***** Data rows

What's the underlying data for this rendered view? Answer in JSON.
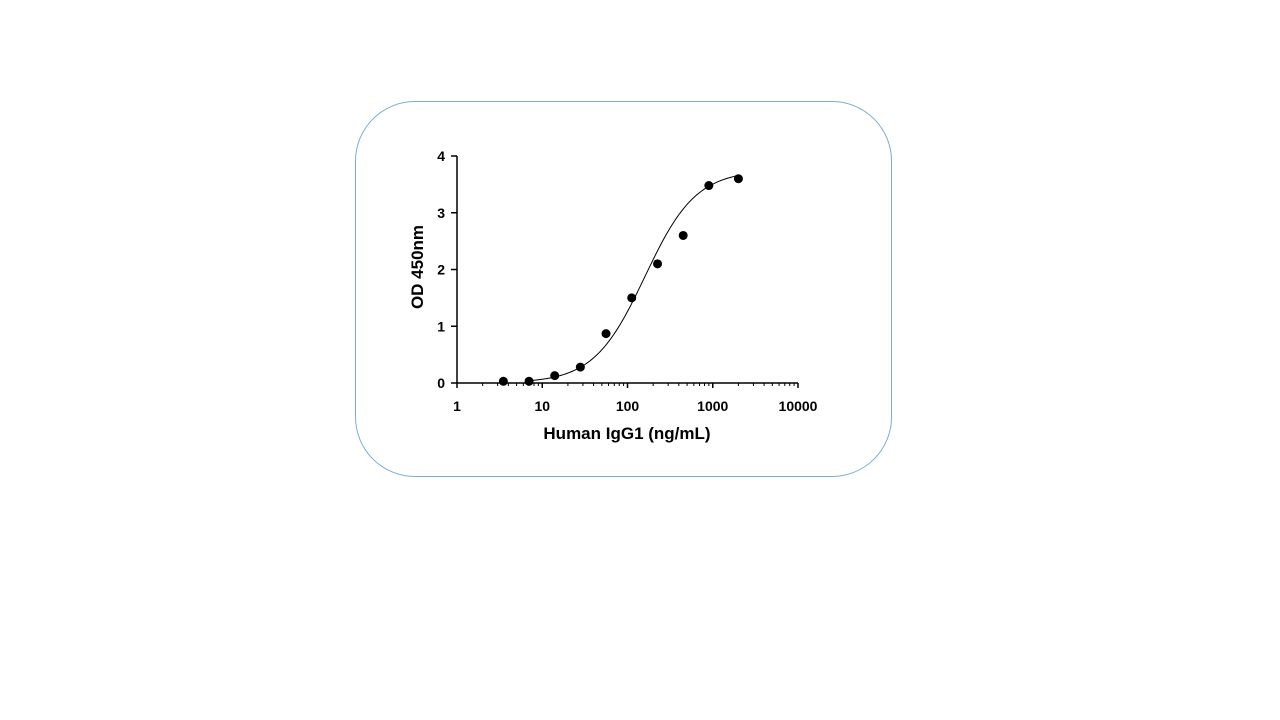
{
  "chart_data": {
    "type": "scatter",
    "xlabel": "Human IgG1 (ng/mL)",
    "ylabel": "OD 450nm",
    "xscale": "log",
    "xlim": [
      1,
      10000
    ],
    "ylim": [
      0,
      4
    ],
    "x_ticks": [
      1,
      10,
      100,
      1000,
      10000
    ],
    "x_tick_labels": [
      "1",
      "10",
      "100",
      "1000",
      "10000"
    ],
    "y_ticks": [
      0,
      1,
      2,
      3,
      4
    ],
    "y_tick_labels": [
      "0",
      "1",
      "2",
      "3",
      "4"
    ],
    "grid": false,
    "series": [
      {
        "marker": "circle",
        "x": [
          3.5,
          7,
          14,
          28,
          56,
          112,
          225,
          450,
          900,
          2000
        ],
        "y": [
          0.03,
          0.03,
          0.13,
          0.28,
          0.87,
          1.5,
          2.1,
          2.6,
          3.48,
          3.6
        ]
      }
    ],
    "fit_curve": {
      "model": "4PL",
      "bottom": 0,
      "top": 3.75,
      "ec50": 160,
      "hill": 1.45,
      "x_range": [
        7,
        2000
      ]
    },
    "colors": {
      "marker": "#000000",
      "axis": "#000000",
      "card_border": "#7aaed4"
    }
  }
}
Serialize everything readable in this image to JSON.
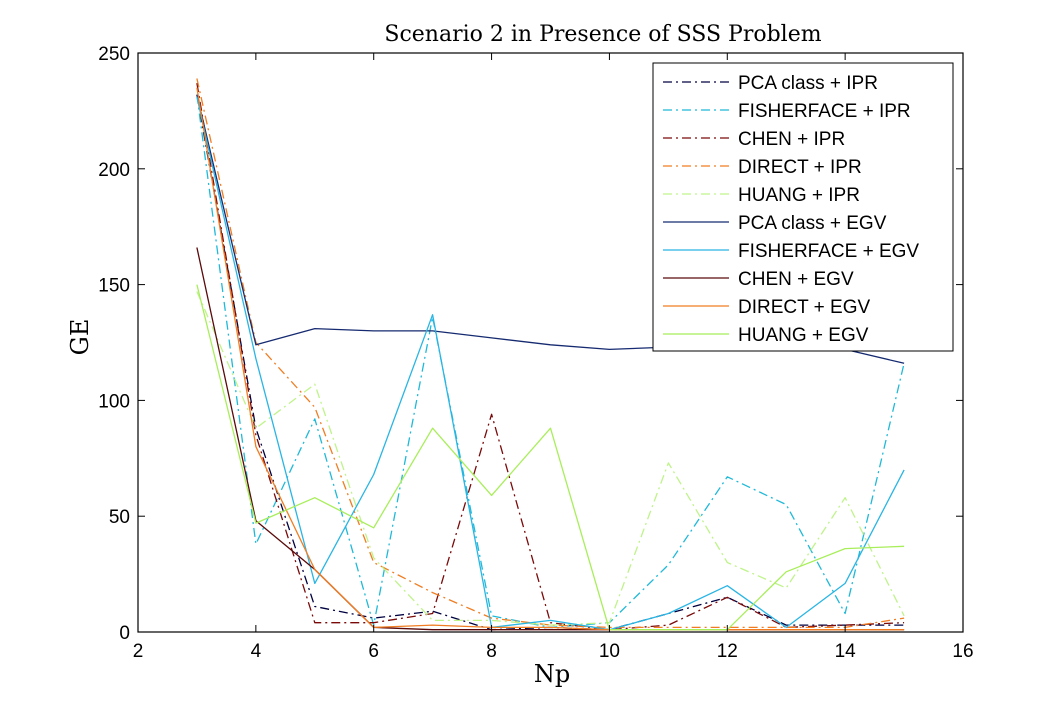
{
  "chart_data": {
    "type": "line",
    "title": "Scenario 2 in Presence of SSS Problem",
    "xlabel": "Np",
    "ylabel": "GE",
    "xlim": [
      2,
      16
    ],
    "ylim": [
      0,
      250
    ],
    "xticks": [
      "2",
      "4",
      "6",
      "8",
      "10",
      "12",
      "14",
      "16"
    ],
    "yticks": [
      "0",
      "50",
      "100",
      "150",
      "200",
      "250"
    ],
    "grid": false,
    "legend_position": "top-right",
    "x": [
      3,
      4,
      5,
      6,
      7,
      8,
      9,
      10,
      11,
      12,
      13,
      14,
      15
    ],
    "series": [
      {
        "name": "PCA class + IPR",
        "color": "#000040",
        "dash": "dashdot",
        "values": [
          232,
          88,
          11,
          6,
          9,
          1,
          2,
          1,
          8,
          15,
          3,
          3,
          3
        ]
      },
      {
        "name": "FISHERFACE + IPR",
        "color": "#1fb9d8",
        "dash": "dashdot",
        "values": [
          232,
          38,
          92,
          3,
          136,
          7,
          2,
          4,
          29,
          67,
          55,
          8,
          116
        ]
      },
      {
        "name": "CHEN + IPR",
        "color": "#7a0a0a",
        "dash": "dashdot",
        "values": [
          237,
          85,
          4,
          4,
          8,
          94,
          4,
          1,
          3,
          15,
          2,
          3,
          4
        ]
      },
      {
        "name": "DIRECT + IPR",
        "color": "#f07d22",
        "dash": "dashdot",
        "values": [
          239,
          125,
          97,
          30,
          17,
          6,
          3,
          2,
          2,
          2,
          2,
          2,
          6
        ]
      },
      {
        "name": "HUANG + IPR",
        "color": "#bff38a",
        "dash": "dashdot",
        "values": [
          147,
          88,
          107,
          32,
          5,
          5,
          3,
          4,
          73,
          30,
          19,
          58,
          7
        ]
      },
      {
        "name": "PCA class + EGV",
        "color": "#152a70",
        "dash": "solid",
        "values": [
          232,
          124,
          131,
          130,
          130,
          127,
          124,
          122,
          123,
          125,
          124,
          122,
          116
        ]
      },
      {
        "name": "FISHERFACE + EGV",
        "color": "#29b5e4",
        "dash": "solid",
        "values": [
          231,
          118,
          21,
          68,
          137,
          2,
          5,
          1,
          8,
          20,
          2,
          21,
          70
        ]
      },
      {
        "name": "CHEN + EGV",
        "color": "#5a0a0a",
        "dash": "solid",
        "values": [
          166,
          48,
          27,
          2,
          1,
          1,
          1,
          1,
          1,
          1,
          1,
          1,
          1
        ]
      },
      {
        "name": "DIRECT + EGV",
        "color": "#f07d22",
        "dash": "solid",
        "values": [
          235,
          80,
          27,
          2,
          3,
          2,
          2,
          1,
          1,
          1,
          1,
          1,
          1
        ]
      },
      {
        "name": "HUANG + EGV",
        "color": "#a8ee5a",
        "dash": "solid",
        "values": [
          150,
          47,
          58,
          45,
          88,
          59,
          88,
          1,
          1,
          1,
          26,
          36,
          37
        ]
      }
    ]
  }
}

**********

Aim
For the listing above, give the number of lines in which the string "JSON" occurs, and nothing else.

Answer below
2